• Set exercise: Reproduce all the lines below exactly and omit the images.

• Dataset content:
↓
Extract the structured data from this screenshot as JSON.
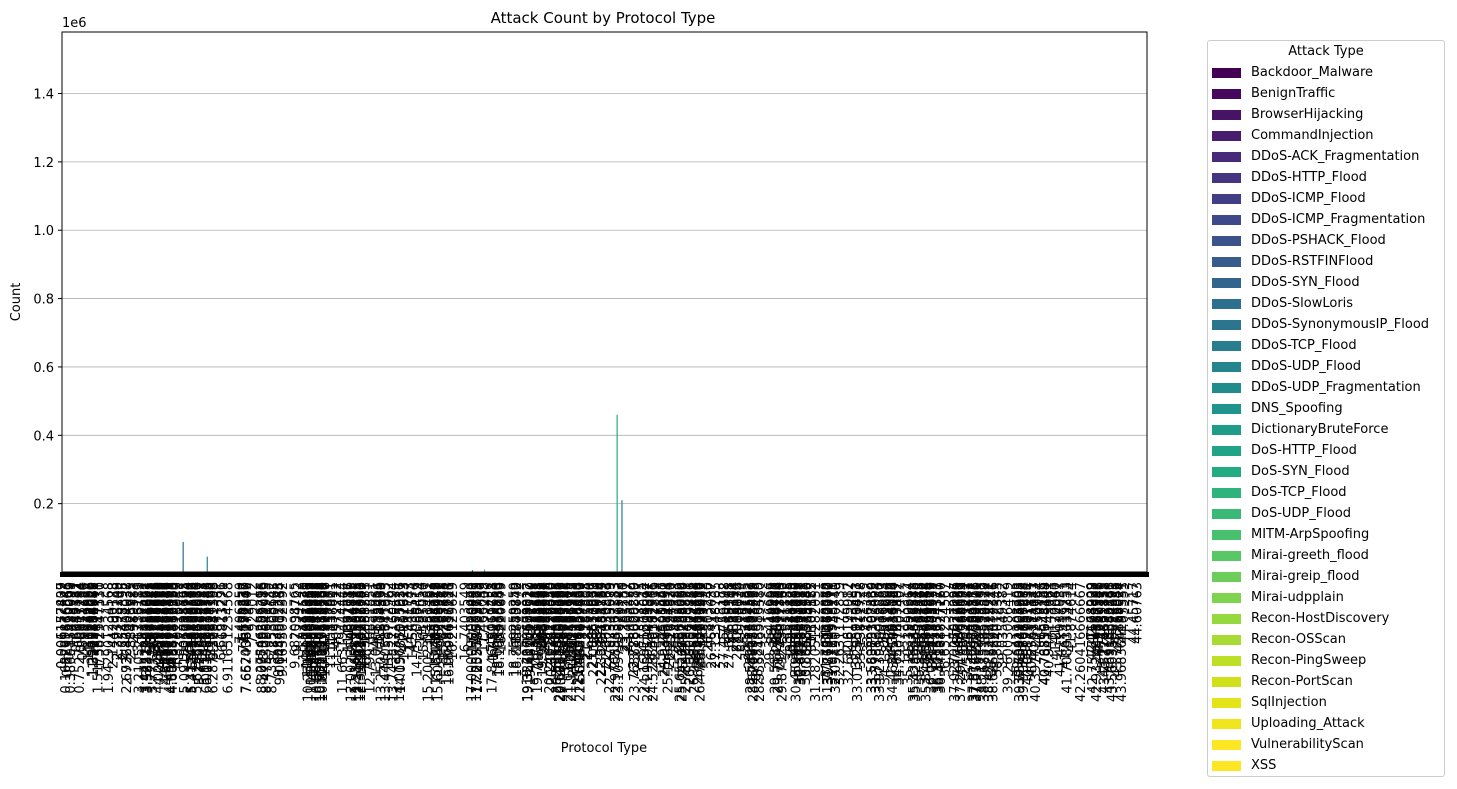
{
  "chart_data": {
    "type": "bar",
    "stacked": true,
    "title": "Attack Count by Protocol Type",
    "xlabel": "Protocol Type",
    "ylabel": "Count",
    "y_offset_label": "1e6",
    "ylim": [
      0,
      1580000
    ],
    "yticks": [
      0.2,
      0.4,
      0.6,
      0.8,
      1.0,
      1.2,
      1.4
    ],
    "grid": "y",
    "legend": {
      "title": "Attack Type",
      "placement": "outside-right"
    },
    "series": [
      {
        "name": "Backdoor_Malware",
        "color": "#440154"
      },
      {
        "name": "BenignTraffic",
        "color": "#46085c"
      },
      {
        "name": "BrowserHijacking",
        "color": "#471365"
      },
      {
        "name": "CommandInjection",
        "color": "#471e6e"
      },
      {
        "name": "DDoS-ACK_Fragmentation",
        "color": "#472a7a"
      },
      {
        "name": "DDoS-HTTP_Flood",
        "color": "#453480"
      },
      {
        "name": "DDoS-ICMP_Flood",
        "color": "#423e85"
      },
      {
        "name": "DDoS-ICMP_Fragmentation",
        "color": "#3e4989"
      },
      {
        "name": "DDoS-PSHACK_Flood",
        "color": "#3b528b"
      },
      {
        "name": "DDoS-RSTFINFlood",
        "color": "#365b8c"
      },
      {
        "name": "DDoS-SYN_Flood",
        "color": "#32658e"
      },
      {
        "name": "DDoS-SlowLoris",
        "color": "#2e6e8e"
      },
      {
        "name": "DDoS-SynonymousIP_Flood",
        "color": "#2b758e"
      },
      {
        "name": "DDoS-TCP_Flood",
        "color": "#287d8e"
      },
      {
        "name": "DDoS-UDP_Flood",
        "color": "#25858e"
      },
      {
        "name": "DDoS-UDP_Fragmentation",
        "color": "#228c8d"
      },
      {
        "name": "DNS_Spoofing",
        "color": "#1f948c"
      },
      {
        "name": "DictionaryBruteForce",
        "color": "#1e9c89"
      },
      {
        "name": "DoS-HTTP_Flood",
        "color": "#20a386"
      },
      {
        "name": "DoS-SYN_Flood",
        "color": "#25ab82"
      },
      {
        "name": "DoS-TCP_Flood",
        "color": "#2eb37c"
      },
      {
        "name": "DoS-UDP_Flood",
        "color": "#3aba76"
      },
      {
        "name": "MITM-ArpSpoofing",
        "color": "#48c16e"
      },
      {
        "name": "Mirai-greeth_flood",
        "color": "#58c765"
      },
      {
        "name": "Mirai-greip_flood",
        "color": "#6ccd5a"
      },
      {
        "name": "Mirai-udpplain",
        "color": "#7ed34f"
      },
      {
        "name": "Recon-HostDiscovery",
        "color": "#95d840"
      },
      {
        "name": "Recon-OSScan",
        "color": "#a8db34"
      },
      {
        "name": "Recon-PingSweep",
        "color": "#bddf26"
      },
      {
        "name": "Recon-PortScan",
        "color": "#d0e11c"
      },
      {
        "name": "SqlInjection",
        "color": "#e5e419"
      },
      {
        "name": "Uploading_Attack",
        "color": "#f1e51d"
      },
      {
        "name": "VulnerabilityScan",
        "color": "#fde725"
      },
      {
        "name": "XSS",
        "color": "#fde725"
      }
    ],
    "bars": [
      {
        "x": 5.0,
        "value": 88000,
        "color": "#2e6e8e"
      },
      {
        "x": 6.0,
        "value": 45000,
        "color": "#25858e"
      },
      {
        "x": 17.0,
        "value": 6000,
        "color": "#25858e"
      },
      {
        "x": 17.5,
        "value": 7000,
        "color": "#2eb37c"
      },
      {
        "x": 23.0,
        "value": 460000,
        "color": "#25ab82"
      },
      {
        "x": 23.2,
        "value": 210000,
        "color": "#287d8e"
      }
    ],
    "visible_x_tick_labels": [
      "3.210526315789",
      "3.777777777777",
      "5.091836734693",
      "10.696629213483",
      "22.970833333333",
      "31.282051282051",
      "31.777777777777",
      "34.463414634146",
      "35.333333333333",
      "35.847826086956",
      "37.027027027027",
      "37.956521739130",
      "38.472222222222",
      "39.736842105263",
      "40.397727272727"
    ]
  }
}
↑
• The completed task:
Extract the structured data from this screenshot as JSON.
{
  "chart_data": {
    "type": "bar",
    "stacked": true,
    "title": "Attack Count by Protocol Type",
    "xlabel": "Protocol Type",
    "ylabel": "Count",
    "y_offset_label": "1e6",
    "ylim": [
      0,
      1580000
    ],
    "yticks": [
      0.2,
      0.4,
      0.6,
      0.8,
      1.0,
      1.2,
      1.4
    ],
    "grid": "y",
    "legend": {
      "title": "Attack Type",
      "placement": "outside-right"
    },
    "series": [
      {
        "name": "Backdoor_Malware",
        "color": "#440154"
      },
      {
        "name": "BenignTraffic",
        "color": "#46085c"
      },
      {
        "name": "BrowserHijacking",
        "color": "#471365"
      },
      {
        "name": "CommandInjection",
        "color": "#471e6e"
      },
      {
        "name": "DDoS-ACK_Fragmentation",
        "color": "#472a7a"
      },
      {
        "name": "DDoS-HTTP_Flood",
        "color": "#453480"
      },
      {
        "name": "DDoS-ICMP_Flood",
        "color": "#423e85"
      },
      {
        "name": "DDoS-ICMP_Fragmentation",
        "color": "#3e4989"
      },
      {
        "name": "DDoS-PSHACK_Flood",
        "color": "#3b528b"
      },
      {
        "name": "DDoS-RSTFINFlood",
        "color": "#365b8c"
      },
      {
        "name": "DDoS-SYN_Flood",
        "color": "#32658e"
      },
      {
        "name": "DDoS-SlowLoris",
        "color": "#2e6e8e"
      },
      {
        "name": "DDoS-SynonymousIP_Flood",
        "color": "#2b758e"
      },
      {
        "name": "DDoS-TCP_Flood",
        "color": "#287d8e"
      },
      {
        "name": "DDoS-UDP_Flood",
        "color": "#25858e"
      },
      {
        "name": "DDoS-UDP_Fragmentation",
        "color": "#228c8d"
      },
      {
        "name": "DNS_Spoofing",
        "color": "#1f948c"
      },
      {
        "name": "DictionaryBruteForce",
        "color": "#1e9c89"
      },
      {
        "name": "DoS-HTTP_Flood",
        "color": "#20a386"
      },
      {
        "name": "DoS-SYN_Flood",
        "color": "#25ab82"
      },
      {
        "name": "DoS-TCP_Flood",
        "color": "#2eb37c"
      },
      {
        "name": "DoS-UDP_Flood",
        "color": "#3aba76"
      },
      {
        "name": "MITM-ArpSpoofing",
        "color": "#48c16e"
      },
      {
        "name": "Mirai-greeth_flood",
        "color": "#58c765"
      },
      {
        "name": "Mirai-greip_flood",
        "color": "#6ccd5a"
      },
      {
        "name": "Mirai-udpplain",
        "color": "#7ed34f"
      },
      {
        "name": "Recon-HostDiscovery",
        "color": "#95d840"
      },
      {
        "name": "Recon-OSScan",
        "color": "#a8db34"
      },
      {
        "name": "Recon-PingSweep",
        "color": "#bddf26"
      },
      {
        "name": "Recon-PortScan",
        "color": "#d0e11c"
      },
      {
        "name": "SqlInjection",
        "color": "#e5e419"
      },
      {
        "name": "Uploading_Attack",
        "color": "#f1e51d"
      },
      {
        "name": "VulnerabilityScan",
        "color": "#fde725"
      },
      {
        "name": "XSS",
        "color": "#fde725"
      }
    ],
    "bars": [
      {
        "x": 5.0,
        "value": 88000,
        "color": "#2e6e8e"
      },
      {
        "x": 6.0,
        "value": 45000,
        "color": "#25858e"
      },
      {
        "x": 17.0,
        "value": 6000,
        "color": "#25858e"
      },
      {
        "x": 17.5,
        "value": 7000,
        "color": "#2eb37c"
      },
      {
        "x": 23.0,
        "value": 460000,
        "color": "#25ab82"
      },
      {
        "x": 23.2,
        "value": 210000,
        "color": "#287d8e"
      }
    ],
    "visible_x_tick_labels": [
      "3.210526315789",
      "3.777777777777",
      "5.091836734693",
      "10.696629213483",
      "22.970833333333",
      "31.282051282051",
      "31.777777777777",
      "34.463414634146",
      "35.333333333333",
      "35.847826086956",
      "37.027027027027",
      "37.956521739130",
      "38.472222222222",
      "39.736842105263",
      "40.397727272727"
    ]
  }
}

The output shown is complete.